» Data section:
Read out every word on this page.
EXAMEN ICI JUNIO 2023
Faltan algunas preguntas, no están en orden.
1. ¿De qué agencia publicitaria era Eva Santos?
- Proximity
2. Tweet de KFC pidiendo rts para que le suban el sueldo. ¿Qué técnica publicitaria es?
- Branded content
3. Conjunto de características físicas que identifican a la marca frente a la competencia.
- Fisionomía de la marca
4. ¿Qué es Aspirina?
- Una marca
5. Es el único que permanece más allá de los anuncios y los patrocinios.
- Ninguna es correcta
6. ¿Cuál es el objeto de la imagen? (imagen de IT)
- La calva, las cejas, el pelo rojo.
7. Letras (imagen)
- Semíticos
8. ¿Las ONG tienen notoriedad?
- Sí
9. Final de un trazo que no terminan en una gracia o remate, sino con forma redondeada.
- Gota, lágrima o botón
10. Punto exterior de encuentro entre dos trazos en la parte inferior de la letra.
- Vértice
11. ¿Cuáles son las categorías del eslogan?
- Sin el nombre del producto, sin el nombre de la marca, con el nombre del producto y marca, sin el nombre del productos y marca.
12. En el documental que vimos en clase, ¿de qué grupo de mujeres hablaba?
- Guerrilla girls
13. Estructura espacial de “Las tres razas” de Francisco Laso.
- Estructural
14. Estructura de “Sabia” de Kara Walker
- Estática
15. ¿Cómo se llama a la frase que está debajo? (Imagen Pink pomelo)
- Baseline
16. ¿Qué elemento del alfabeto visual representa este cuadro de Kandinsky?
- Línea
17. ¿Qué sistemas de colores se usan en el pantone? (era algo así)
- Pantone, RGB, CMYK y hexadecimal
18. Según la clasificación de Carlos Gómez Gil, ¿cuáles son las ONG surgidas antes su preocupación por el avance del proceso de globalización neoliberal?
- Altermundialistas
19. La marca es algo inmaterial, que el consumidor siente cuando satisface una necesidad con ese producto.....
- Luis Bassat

» What you have to do: Retype the records that precede this task, keeping them exactly the same.

» Response below:
Read out every word on this page.
EXAMEN ICI JUNIO 2023
Faltan algunas preguntas, no están en orden.
1. ¿De qué agencia publicitaria era Eva Santos?
- Proximity
2. Tweet de KFC pidiendo rts para que le suban el sueldo. ¿Qué técnica publicitaria es?
- Branded content
3. Conjunto de características físicas que identifican a la marca frente a la competencia.
- Fisionomía de la marca
4. ¿Qué es Aspirina?
- Una marca
5. Es el único que permanece más allá de los anuncios y los patrocinios.
- Ninguna es correcta
6. ¿Cuál es el objeto de la imagen? (imagen de IT)
- La calva, las cejas, el pelo rojo.
7. Letras (imagen)
- Semíticos
8. ¿Las ONG tienen notoriedad?
- Sí
9. Final de un trazo que no terminan en una gracia o remate, sino con forma redondeada.
- Gota, lágrima o botón
10. Punto exterior de encuentro entre dos trazos en la parte inferior de la letra.
- Vértice
11. ¿Cuáles son las categorías del eslogan?
- Sin el nombre del producto, sin el nombre de la marca, con el nombre del producto y marca, sin el nombre del productos y marca.
12. En el documental que vimos en clase, ¿de qué grupo de mujeres hablaba?
- Guerrilla girls
13. Estructura espacial de “Las tres razas” de Francisco Laso.
- Estructural
14. Estructura de “Sabia” de Kara Walker
- Estática
15. ¿Cómo se llama a la frase que está debajo? (Imagen Pink pomelo)
- Baseline
16. ¿Qué elemento del alfabeto visual representa este cuadro de Kandinsky?
- Línea
17. ¿Qué sistemas de colores se usan en el pantone? (era algo así)
- Pantone, RGB, CMYK y hexadecimal
18. Según la clasificación de Carlos Gómez Gil, ¿cuáles son las ONG surgidas antes su preocupación por el avance del proceso de globalización neoliberal?
- Altermundialistas
19. La marca es algo inmaterial, que el consumidor siente cuando satisface una necesidad con ese producto.....
- Luis Bassat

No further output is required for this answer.